Saved entries:

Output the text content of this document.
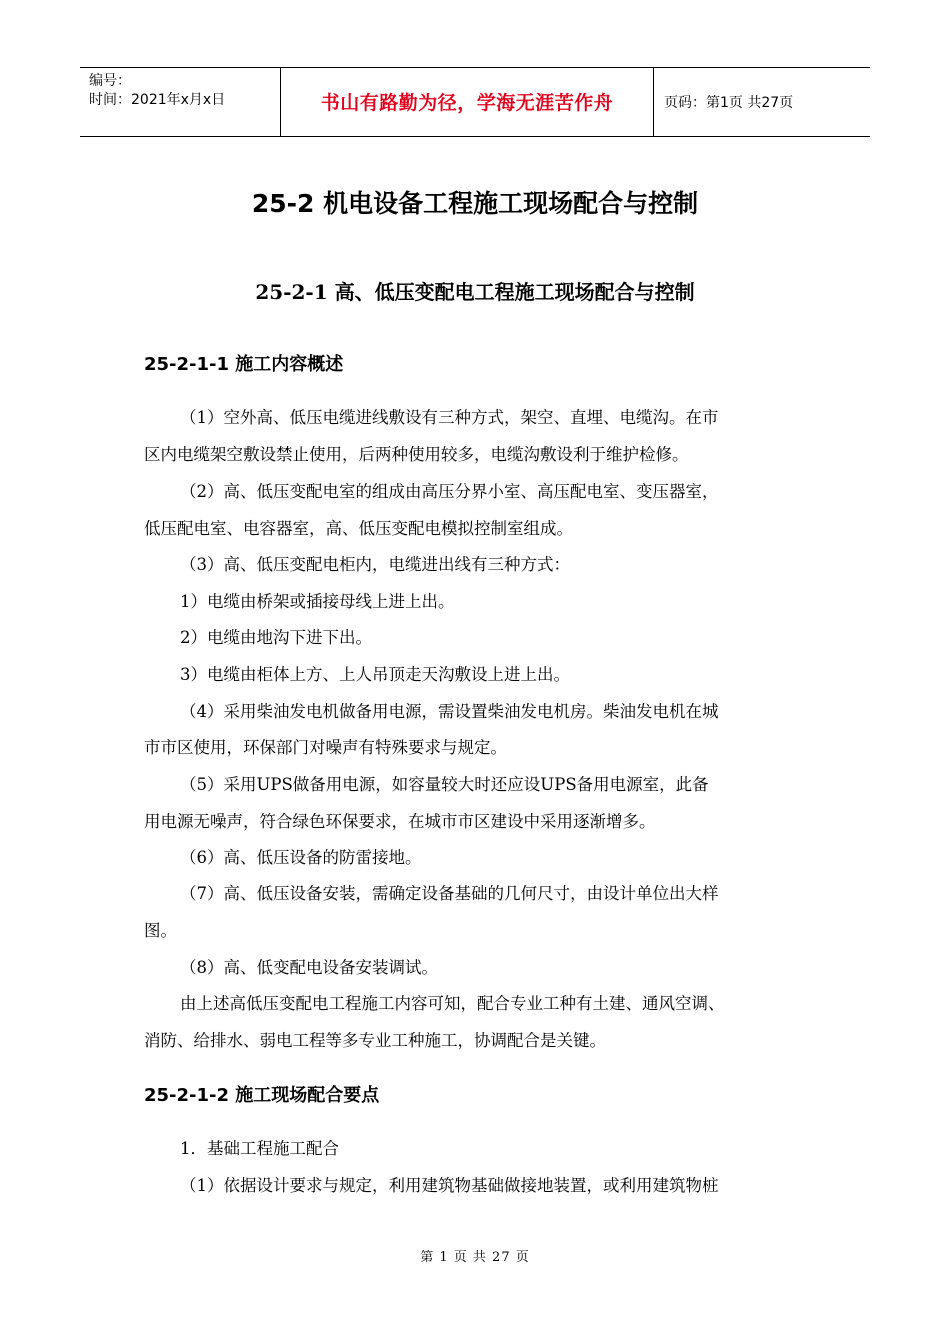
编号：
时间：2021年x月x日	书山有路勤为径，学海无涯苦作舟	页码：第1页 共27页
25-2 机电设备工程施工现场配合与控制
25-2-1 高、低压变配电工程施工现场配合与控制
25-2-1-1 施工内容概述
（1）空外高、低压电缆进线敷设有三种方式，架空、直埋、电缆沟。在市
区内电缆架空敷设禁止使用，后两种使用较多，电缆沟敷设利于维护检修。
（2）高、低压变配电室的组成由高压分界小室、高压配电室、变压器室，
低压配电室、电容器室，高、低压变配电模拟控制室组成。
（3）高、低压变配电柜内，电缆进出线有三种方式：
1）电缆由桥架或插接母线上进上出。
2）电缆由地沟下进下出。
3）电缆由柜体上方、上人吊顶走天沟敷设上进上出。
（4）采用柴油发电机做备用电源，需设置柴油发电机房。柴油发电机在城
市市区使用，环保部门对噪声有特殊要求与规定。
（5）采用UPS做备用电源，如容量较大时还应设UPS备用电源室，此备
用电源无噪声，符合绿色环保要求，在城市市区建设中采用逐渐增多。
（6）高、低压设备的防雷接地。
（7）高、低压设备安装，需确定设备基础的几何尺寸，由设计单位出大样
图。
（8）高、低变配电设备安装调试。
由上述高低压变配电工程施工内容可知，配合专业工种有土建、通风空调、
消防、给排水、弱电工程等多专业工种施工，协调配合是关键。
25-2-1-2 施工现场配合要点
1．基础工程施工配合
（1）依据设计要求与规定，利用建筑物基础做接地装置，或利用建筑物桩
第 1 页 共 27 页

What you are asked to do:
Your task is to transcribe all of the records precisely, with no images included.

Exercise result:
Output the text content of this document.
编号：
时间：2021年x月x日	书山有路勤为径，学海无涯苦作舟	页码：第1页 共27页
25-2 机电设备工程施工现场配合与控制
25-2-1 高、低压变配电工程施工现场配合与控制
25-2-1-1 施工内容概述
（1）空外高、低压电缆进线敷设有三种方式，架空、直埋、电缆沟。在市
区内电缆架空敷设禁止使用，后两种使用较多，电缆沟敷设利于维护检修。
（2）高、低压变配电室的组成由高压分界小室、高压配电室、变压器室，
低压配电室、电容器室，高、低压变配电模拟控制室组成。
（3）高、低压变配电柜内，电缆进出线有三种方式：
1）电缆由桥架或插接母线上进上出。
2）电缆由地沟下进下出。
3）电缆由柜体上方、上人吊顶走天沟敷设上进上出。
（4）采用柴油发电机做备用电源，需设置柴油发电机房。柴油发电机在城
市市区使用，环保部门对噪声有特殊要求与规定。
（5）采用UPS做备用电源，如容量较大时还应设UPS备用电源室，此备
用电源无噪声，符合绿色环保要求，在城市市区建设中采用逐渐增多。
（6）高、低压设备的防雷接地。
（7）高、低压设备安装，需确定设备基础的几何尺寸，由设计单位出大样
图。
（8）高、低变配电设备安装调试。
由上述高低压变配电工程施工内容可知，配合专业工种有土建、通风空调、
消防、给排水、弱电工程等多专业工种施工，协调配合是关键。
25-2-1-2 施工现场配合要点
1．基础工程施工配合
（1）依据设计要求与规定，利用建筑物基础做接地装置，或利用建筑物桩
第 1 页 共 27 页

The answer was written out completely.